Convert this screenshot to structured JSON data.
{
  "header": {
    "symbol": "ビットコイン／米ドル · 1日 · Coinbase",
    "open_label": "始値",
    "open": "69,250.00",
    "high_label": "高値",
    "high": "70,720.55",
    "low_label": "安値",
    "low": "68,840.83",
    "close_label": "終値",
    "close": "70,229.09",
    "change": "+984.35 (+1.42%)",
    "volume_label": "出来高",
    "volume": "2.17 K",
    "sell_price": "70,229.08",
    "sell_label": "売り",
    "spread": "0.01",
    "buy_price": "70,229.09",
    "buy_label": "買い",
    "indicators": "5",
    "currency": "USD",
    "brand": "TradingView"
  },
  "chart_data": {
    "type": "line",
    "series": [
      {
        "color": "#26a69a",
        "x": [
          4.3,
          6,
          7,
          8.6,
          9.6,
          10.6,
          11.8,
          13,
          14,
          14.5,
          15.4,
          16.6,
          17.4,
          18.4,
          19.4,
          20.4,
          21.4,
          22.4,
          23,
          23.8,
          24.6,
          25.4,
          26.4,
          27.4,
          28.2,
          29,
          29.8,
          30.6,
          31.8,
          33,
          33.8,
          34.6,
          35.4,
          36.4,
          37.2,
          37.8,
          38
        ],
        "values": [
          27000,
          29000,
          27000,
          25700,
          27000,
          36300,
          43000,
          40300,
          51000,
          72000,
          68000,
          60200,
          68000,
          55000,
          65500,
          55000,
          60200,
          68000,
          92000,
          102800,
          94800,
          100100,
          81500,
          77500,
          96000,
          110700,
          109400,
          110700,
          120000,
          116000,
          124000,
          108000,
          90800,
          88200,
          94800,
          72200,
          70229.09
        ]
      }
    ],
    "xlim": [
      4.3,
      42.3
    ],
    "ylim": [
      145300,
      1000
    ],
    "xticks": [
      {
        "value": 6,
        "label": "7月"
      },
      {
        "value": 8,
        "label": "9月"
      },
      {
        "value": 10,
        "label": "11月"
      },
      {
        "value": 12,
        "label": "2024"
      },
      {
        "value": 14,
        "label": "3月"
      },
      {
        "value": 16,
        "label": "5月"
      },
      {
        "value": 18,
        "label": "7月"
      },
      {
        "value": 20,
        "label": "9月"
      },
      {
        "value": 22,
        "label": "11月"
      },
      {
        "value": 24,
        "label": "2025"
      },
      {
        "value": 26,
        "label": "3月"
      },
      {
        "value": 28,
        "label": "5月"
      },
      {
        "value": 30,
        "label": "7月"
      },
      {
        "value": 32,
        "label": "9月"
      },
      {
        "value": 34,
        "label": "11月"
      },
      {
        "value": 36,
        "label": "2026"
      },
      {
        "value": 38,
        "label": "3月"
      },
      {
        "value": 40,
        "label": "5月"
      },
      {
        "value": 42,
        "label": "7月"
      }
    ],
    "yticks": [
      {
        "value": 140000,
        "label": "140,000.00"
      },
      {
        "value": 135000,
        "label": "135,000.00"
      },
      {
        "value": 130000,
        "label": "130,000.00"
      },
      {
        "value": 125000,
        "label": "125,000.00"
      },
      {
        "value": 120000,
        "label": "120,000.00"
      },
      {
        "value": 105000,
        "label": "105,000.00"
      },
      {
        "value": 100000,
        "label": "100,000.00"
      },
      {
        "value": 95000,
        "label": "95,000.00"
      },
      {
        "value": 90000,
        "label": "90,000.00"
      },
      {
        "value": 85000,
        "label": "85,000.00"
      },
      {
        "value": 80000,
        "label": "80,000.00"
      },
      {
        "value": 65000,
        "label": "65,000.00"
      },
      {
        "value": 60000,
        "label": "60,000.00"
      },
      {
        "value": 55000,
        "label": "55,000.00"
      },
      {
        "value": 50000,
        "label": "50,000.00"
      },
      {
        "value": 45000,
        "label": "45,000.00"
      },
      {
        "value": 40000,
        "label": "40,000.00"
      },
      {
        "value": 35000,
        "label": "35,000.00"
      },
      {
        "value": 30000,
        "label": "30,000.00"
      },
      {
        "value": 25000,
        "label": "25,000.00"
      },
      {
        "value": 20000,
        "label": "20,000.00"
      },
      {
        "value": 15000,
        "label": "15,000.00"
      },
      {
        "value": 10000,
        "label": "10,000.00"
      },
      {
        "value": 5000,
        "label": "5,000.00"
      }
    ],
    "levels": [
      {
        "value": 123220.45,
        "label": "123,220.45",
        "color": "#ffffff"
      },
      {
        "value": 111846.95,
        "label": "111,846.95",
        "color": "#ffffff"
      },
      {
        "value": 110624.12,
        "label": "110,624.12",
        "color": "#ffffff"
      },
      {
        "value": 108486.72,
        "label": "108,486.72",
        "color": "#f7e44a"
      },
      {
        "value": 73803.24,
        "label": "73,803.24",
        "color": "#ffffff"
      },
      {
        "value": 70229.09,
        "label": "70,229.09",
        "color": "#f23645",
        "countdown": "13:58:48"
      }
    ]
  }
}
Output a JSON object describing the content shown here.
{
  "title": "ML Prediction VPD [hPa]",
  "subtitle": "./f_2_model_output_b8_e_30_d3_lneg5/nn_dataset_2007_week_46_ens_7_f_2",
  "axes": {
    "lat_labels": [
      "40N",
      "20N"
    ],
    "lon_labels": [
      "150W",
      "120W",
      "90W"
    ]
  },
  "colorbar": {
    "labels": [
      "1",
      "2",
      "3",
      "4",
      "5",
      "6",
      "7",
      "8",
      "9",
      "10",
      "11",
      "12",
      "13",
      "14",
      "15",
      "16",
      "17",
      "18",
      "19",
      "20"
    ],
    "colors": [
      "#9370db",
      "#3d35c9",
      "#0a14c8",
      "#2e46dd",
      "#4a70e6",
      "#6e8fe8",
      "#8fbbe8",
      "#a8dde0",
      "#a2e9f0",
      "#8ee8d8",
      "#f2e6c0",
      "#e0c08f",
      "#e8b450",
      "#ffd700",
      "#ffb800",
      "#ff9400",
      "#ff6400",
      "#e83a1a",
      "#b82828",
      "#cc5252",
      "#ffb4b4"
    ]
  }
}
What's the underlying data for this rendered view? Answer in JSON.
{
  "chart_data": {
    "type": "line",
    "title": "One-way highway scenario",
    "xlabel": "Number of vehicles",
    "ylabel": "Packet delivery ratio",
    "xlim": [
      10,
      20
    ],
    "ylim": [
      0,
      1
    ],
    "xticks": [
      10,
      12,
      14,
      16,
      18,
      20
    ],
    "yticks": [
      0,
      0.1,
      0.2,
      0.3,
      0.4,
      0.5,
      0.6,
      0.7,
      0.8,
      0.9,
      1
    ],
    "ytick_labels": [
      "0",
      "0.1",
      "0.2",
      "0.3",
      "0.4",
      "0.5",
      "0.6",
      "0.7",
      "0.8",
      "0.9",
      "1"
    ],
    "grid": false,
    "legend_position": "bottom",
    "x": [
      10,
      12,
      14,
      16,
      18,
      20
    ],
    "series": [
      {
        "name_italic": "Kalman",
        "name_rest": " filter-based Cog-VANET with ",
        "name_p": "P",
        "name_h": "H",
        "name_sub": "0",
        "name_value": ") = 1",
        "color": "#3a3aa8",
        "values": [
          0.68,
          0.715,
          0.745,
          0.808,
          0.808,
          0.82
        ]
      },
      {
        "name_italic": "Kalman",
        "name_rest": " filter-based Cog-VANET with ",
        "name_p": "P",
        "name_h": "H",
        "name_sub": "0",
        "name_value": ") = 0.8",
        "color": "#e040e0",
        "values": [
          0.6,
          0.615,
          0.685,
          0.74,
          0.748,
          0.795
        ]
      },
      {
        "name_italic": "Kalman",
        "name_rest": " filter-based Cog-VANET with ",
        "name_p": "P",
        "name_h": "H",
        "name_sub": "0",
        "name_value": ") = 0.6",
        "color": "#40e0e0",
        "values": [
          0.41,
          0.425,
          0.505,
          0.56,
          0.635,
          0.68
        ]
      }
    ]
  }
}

#### [Exercise objective]
Gather, from the listing above, every line carrying the word "JSON".

#### [Final result]
Convert this screenshot to structured JSON data.
Output a JSON object describing the content shown here.
What's the underlying data for this rendered view? Answer in JSON.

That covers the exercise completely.